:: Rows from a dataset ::
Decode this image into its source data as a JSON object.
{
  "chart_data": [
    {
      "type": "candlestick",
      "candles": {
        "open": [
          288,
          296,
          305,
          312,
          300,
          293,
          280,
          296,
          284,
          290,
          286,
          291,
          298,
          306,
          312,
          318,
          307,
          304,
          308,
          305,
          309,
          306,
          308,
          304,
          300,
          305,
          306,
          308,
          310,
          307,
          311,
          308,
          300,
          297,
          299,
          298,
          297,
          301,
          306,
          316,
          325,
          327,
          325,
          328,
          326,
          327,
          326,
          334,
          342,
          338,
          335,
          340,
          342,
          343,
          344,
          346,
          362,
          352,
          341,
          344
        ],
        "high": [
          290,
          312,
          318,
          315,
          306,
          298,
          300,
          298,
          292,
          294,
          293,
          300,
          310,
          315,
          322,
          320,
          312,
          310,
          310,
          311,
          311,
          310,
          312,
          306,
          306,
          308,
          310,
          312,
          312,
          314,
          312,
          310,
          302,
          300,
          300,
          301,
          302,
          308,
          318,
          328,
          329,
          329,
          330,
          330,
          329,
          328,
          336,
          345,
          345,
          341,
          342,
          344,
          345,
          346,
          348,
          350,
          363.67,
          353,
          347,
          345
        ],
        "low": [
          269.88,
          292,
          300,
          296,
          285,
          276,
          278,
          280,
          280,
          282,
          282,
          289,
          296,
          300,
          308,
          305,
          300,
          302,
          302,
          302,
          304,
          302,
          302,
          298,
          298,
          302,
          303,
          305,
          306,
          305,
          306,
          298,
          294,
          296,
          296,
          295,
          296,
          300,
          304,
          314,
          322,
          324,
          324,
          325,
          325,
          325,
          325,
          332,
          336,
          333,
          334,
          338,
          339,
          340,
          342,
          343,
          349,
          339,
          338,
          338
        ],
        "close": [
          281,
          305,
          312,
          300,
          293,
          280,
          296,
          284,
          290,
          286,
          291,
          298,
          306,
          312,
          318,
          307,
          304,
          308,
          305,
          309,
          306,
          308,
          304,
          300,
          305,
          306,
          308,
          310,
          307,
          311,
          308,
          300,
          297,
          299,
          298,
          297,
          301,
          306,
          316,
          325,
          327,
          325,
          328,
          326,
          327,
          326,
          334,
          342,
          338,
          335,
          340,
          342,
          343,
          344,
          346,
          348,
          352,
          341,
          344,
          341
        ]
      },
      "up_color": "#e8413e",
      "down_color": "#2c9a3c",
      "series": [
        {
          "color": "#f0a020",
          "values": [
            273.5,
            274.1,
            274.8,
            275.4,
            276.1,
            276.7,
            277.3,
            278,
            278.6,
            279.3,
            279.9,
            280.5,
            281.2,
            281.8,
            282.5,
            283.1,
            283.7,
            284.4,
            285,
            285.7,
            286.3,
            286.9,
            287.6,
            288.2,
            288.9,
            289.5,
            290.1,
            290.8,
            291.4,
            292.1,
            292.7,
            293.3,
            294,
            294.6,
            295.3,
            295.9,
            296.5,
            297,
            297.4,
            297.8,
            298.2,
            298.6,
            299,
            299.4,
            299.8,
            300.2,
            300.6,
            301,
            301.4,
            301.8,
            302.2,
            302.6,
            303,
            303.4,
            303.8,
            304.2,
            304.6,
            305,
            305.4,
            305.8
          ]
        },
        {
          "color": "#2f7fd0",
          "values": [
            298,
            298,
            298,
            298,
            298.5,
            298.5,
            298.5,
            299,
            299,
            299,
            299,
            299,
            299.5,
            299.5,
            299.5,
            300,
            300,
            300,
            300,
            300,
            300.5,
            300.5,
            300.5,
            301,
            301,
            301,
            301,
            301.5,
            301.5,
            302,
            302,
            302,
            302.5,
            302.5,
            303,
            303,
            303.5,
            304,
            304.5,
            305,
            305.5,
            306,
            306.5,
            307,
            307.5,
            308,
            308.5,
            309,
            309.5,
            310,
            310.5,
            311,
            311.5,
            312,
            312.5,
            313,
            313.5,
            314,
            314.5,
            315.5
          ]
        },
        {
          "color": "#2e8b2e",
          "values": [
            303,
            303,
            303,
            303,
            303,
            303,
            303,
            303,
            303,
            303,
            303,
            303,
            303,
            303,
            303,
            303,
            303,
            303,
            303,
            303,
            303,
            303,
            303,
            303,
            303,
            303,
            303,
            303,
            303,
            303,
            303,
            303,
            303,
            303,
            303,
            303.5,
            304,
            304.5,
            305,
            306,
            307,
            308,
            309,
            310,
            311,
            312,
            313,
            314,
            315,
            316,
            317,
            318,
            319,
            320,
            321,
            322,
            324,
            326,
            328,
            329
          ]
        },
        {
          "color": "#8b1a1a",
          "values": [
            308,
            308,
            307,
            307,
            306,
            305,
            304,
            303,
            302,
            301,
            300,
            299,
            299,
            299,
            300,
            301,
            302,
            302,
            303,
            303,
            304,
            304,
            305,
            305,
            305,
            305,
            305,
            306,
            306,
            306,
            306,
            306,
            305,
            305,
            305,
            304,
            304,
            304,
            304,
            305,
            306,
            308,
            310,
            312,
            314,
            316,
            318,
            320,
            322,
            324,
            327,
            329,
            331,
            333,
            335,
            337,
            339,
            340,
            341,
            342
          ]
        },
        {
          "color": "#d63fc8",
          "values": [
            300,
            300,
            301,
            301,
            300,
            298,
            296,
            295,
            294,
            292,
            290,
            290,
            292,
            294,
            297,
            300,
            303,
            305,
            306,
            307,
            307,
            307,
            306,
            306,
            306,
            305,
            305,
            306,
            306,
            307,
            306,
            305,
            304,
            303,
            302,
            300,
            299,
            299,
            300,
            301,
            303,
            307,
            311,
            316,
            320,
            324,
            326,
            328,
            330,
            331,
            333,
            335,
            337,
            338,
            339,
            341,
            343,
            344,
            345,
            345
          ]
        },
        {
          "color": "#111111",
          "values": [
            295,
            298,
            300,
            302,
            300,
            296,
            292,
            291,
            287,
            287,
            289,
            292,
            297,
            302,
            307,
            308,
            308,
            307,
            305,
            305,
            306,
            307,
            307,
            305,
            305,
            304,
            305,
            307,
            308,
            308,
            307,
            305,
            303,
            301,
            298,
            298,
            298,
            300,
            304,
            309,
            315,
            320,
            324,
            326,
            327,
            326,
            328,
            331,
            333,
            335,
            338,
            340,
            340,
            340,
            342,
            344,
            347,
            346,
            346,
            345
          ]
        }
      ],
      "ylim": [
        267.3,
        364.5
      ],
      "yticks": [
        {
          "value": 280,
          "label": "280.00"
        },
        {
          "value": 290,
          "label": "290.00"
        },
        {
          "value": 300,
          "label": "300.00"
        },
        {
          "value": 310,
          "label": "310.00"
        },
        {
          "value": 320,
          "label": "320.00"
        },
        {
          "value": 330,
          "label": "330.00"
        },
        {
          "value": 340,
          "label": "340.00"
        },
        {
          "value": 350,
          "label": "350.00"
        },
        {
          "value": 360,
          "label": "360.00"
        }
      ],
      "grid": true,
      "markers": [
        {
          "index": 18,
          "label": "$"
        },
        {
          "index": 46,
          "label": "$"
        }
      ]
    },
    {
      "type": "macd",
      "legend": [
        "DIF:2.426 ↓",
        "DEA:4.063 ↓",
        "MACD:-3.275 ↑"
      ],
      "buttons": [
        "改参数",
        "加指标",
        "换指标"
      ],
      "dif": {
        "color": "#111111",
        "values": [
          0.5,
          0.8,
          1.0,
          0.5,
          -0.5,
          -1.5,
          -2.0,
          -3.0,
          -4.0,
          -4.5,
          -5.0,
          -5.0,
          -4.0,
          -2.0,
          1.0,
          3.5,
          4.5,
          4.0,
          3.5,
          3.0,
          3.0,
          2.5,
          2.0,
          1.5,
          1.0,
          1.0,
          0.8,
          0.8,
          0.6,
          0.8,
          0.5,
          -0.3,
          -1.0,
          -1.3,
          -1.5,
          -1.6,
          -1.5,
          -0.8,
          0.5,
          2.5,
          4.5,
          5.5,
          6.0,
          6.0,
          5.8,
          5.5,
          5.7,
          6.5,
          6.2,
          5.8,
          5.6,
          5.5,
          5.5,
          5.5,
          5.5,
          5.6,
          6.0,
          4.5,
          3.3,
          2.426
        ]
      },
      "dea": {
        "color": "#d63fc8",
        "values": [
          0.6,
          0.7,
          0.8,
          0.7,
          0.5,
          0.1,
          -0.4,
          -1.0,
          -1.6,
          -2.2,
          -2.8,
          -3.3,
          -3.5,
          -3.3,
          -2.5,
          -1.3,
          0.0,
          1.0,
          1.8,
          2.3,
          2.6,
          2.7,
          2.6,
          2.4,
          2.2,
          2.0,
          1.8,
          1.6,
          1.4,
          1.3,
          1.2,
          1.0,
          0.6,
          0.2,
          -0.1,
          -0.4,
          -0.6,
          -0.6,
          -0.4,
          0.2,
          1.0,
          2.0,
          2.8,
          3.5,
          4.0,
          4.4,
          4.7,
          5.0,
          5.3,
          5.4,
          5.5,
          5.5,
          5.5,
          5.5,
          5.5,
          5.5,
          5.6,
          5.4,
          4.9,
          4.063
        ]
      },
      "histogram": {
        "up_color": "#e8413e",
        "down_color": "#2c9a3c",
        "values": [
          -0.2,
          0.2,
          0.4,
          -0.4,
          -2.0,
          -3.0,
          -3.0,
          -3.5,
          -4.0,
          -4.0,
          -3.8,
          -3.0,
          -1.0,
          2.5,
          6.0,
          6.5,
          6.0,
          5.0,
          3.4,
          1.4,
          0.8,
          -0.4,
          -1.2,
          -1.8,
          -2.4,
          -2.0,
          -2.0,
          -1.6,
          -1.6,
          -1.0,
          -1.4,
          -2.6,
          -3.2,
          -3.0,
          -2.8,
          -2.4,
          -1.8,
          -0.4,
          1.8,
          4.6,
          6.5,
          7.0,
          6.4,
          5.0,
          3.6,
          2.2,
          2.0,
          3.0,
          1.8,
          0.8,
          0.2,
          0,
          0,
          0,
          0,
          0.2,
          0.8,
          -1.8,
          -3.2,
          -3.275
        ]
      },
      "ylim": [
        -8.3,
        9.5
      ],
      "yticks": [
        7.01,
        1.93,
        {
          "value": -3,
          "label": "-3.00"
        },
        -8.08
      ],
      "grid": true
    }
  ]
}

--

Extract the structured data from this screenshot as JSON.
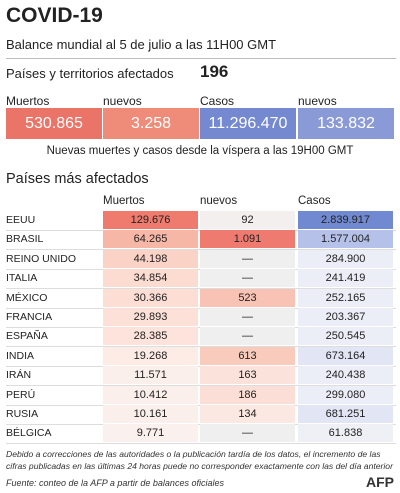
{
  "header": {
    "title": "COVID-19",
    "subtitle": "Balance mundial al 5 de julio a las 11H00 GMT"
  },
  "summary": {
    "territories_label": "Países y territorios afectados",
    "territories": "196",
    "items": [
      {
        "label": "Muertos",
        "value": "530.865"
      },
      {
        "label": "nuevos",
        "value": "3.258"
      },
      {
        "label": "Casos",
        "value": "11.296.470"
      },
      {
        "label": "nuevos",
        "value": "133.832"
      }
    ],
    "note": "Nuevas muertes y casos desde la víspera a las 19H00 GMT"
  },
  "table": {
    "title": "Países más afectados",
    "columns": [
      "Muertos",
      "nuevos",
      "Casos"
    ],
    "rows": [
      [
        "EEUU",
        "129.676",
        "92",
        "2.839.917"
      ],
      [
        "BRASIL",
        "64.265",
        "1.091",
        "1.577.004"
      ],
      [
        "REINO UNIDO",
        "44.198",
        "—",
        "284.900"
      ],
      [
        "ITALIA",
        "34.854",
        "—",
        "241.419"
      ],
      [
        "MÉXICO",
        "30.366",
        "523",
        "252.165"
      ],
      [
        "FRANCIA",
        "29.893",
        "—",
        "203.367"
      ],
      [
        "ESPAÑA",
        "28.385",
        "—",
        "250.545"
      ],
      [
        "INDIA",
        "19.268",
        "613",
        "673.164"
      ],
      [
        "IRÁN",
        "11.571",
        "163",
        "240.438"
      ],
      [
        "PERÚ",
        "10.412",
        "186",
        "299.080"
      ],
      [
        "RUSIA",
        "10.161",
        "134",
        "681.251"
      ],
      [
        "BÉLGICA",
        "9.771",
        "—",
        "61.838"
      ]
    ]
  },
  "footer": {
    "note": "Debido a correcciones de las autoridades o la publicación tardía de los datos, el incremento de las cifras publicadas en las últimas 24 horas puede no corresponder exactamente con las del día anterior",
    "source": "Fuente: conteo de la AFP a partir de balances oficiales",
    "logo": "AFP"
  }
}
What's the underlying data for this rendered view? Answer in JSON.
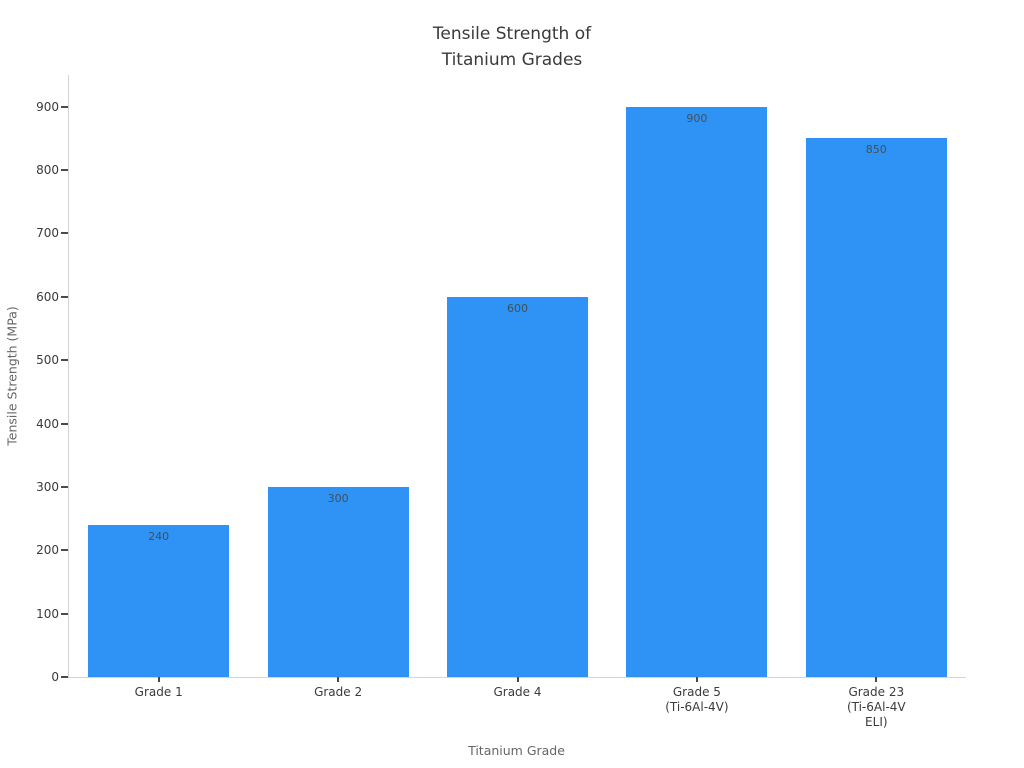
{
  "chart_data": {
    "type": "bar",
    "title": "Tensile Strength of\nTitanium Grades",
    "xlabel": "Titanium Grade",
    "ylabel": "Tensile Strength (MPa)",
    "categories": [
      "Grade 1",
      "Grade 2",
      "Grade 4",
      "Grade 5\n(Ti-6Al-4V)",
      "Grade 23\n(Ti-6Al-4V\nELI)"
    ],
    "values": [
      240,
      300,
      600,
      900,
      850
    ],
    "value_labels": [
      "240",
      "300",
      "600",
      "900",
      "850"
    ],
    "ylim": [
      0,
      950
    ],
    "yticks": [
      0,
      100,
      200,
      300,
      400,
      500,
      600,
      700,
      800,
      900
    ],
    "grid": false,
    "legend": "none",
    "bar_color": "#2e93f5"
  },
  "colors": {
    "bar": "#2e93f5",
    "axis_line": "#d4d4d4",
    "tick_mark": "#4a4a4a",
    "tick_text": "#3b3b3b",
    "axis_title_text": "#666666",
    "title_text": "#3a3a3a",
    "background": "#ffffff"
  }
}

:: Direction ::
Your answer should be one number: how many lines in the material above contain the string "Tensile".

:: Output below ::
2